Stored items
--

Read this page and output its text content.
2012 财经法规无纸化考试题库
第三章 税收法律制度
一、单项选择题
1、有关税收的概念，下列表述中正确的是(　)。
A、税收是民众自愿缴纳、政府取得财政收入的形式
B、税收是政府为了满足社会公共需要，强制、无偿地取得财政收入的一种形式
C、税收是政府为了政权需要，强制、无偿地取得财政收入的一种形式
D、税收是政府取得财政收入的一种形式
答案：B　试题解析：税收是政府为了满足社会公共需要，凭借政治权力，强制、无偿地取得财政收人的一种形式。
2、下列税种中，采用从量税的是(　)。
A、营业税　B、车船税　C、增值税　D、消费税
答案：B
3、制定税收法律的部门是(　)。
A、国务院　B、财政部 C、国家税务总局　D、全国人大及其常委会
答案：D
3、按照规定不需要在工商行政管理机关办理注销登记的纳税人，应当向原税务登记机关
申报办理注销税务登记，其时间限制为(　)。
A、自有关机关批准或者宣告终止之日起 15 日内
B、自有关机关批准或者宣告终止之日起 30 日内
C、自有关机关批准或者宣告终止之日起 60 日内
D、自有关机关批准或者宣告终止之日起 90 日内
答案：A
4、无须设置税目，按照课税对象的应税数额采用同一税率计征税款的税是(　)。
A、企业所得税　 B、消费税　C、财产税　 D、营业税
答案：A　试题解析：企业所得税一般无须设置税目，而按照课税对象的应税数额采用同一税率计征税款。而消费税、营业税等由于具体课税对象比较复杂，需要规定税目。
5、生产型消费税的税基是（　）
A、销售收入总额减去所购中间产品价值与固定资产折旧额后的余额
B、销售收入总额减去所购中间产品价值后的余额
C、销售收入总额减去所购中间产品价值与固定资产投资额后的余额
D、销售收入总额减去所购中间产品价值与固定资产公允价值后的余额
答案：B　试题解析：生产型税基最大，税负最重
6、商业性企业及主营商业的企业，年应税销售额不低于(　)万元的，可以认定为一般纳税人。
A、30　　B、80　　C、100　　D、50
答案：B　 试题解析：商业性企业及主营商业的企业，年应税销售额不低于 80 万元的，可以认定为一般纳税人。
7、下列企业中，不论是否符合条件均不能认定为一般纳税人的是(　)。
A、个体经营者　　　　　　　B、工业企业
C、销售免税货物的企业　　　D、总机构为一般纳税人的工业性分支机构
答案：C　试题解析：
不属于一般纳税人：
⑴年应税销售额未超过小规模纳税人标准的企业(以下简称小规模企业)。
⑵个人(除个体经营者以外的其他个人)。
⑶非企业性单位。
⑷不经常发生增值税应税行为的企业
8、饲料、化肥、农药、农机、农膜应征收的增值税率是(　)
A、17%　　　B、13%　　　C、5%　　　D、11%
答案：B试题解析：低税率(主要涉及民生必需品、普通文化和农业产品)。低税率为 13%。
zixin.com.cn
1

--

WHAT NEEDS TO BE DONE:
Scan the material above. Copy each line where "可以认定为一般纳税人" occurs.

ANSWER TO THIS EXERCISE:
6、商业性企业及主营商业的企业，年应税销售额不低于(　)万元的，可以认定为一般纳税人。
答案：B　 试题解析：商业性企业及主营商业的企业，年应税销售额不低于 80 万元的，可以认定为一般纳税人。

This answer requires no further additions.